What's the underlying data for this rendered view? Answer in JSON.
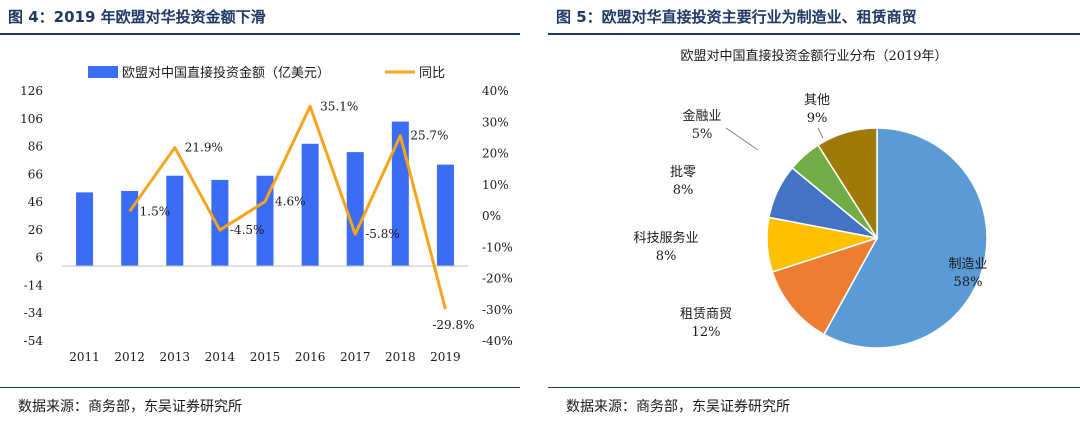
{
  "left": {
    "figure_title": "图 4：2019 年欧盟对华投资金额下滑",
    "source": "数据来源：商务部，东吴证券研究所",
    "colors": {
      "bar": "#3a6cf4",
      "line": "#f7a41d"
    },
    "chart_data": {
      "type": "bar+line",
      "categories": [
        "2011",
        "2012",
        "2013",
        "2014",
        "2015",
        "2016",
        "2017",
        "2018",
        "2019"
      ],
      "series": [
        {
          "name": "欧盟对中国直接投资金额（亿美元）",
          "kind": "bar",
          "axis": "left",
          "values": [
            53,
            54,
            65,
            62,
            65,
            88,
            82,
            104,
            73
          ]
        },
        {
          "name": "同比",
          "kind": "line",
          "axis": "right",
          "values": [
            null,
            1.5,
            21.9,
            -4.5,
            4.6,
            35.1,
            -5.8,
            25.7,
            -29.8
          ],
          "labels": [
            "",
            "1.5%",
            "21.9%",
            "-4.5%",
            "4.6%",
            "35.1%",
            "-5.8%",
            "25.7%",
            "-29.8%"
          ]
        }
      ],
      "y_left": {
        "ylim": [
          -54,
          126
        ],
        "ticks": [
          "126",
          "106",
          "86",
          "66",
          "46",
          "26",
          "6",
          "-14",
          "-34",
          "-54"
        ],
        "tick_values": [
          126,
          106,
          86,
          66,
          46,
          26,
          6,
          -14,
          -34,
          -54
        ]
      },
      "y_right": {
        "ylim": [
          -40,
          40
        ],
        "ticks": [
          "40%",
          "30%",
          "20%",
          "10%",
          "0%",
          "-10%",
          "-20%",
          "-30%",
          "-40%"
        ],
        "tick_values": [
          40,
          30,
          20,
          10,
          0,
          -10,
          -20,
          -30,
          -40
        ]
      },
      "bar_baseline": 0,
      "legend_position": "top-center"
    }
  },
  "right": {
    "figure_title": "图 5：欧盟对华直接投资主要行业为制造业、租赁商贸",
    "source": "数据来源：商务部，东吴证券研究所",
    "chart_data": {
      "type": "pie",
      "title": "欧盟对中国直接投资金额行业分布（2019年）",
      "slices": [
        {
          "name": "制造业",
          "value": 58,
          "label": "58%",
          "color": "#5b9bd5"
        },
        {
          "name": "租赁商贸",
          "value": 12,
          "label": "12%",
          "color": "#ed7d31"
        },
        {
          "name": "科技服务业",
          "value": 8,
          "label": "8%",
          "color": "#ffc000"
        },
        {
          "name": "批零",
          "value": 8,
          "label": "8%",
          "color": "#4472c4"
        },
        {
          "name": "金融业",
          "value": 5,
          "label": "5%",
          "color": "#70ad47"
        },
        {
          "name": "其他",
          "value": 9,
          "label": "9%",
          "color": "#9e7b09"
        }
      ]
    }
  }
}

→ **TASK TO CARRY OUT**
Write out the full set of lines verbatim, without the pictures.

→ **WORKED ANSWER**
What's the underlying data for this rendered view? Answer in JSON.
{
  "left": {
    "figure_title": "图 4：2019 年欧盟对华投资金额下滑",
    "source": "数据来源：商务部，东吴证券研究所",
    "colors": {
      "bar": "#3a6cf4",
      "line": "#f7a41d"
    },
    "chart_data": {
      "type": "bar+line",
      "categories": [
        "2011",
        "2012",
        "2013",
        "2014",
        "2015",
        "2016",
        "2017",
        "2018",
        "2019"
      ],
      "series": [
        {
          "name": "欧盟对中国直接投资金额（亿美元）",
          "kind": "bar",
          "axis": "left",
          "values": [
            53,
            54,
            65,
            62,
            65,
            88,
            82,
            104,
            73
          ]
        },
        {
          "name": "同比",
          "kind": "line",
          "axis": "right",
          "values": [
            null,
            1.5,
            21.9,
            -4.5,
            4.6,
            35.1,
            -5.8,
            25.7,
            -29.8
          ],
          "labels": [
            "",
            "1.5%",
            "21.9%",
            "-4.5%",
            "4.6%",
            "35.1%",
            "-5.8%",
            "25.7%",
            "-29.8%"
          ]
        }
      ],
      "y_left": {
        "ylim": [
          -54,
          126
        ],
        "ticks": [
          "126",
          "106",
          "86",
          "66",
          "46",
          "26",
          "6",
          "-14",
          "-34",
          "-54"
        ],
        "tick_values": [
          126,
          106,
          86,
          66,
          46,
          26,
          6,
          -14,
          -34,
          -54
        ]
      },
      "y_right": {
        "ylim": [
          -40,
          40
        ],
        "ticks": [
          "40%",
          "30%",
          "20%",
          "10%",
          "0%",
          "-10%",
          "-20%",
          "-30%",
          "-40%"
        ],
        "tick_values": [
          40,
          30,
          20,
          10,
          0,
          -10,
          -20,
          -30,
          -40
        ]
      },
      "bar_baseline": 0,
      "legend_position": "top-center"
    }
  },
  "right": {
    "figure_title": "图 5：欧盟对华直接投资主要行业为制造业、租赁商贸",
    "source": "数据来源：商务部，东吴证券研究所",
    "chart_data": {
      "type": "pie",
      "title": "欧盟对中国直接投资金额行业分布（2019年）",
      "slices": [
        {
          "name": "制造业",
          "value": 58,
          "label": "58%",
          "color": "#5b9bd5"
        },
        {
          "name": "租赁商贸",
          "value": 12,
          "label": "12%",
          "color": "#ed7d31"
        },
        {
          "name": "科技服务业",
          "value": 8,
          "label": "8%",
          "color": "#ffc000"
        },
        {
          "name": "批零",
          "value": 8,
          "label": "8%",
          "color": "#4472c4"
        },
        {
          "name": "金融业",
          "value": 5,
          "label": "5%",
          "color": "#70ad47"
        },
        {
          "name": "其他",
          "value": 9,
          "label": "9%",
          "color": "#9e7b09"
        }
      ]
    }
  }
}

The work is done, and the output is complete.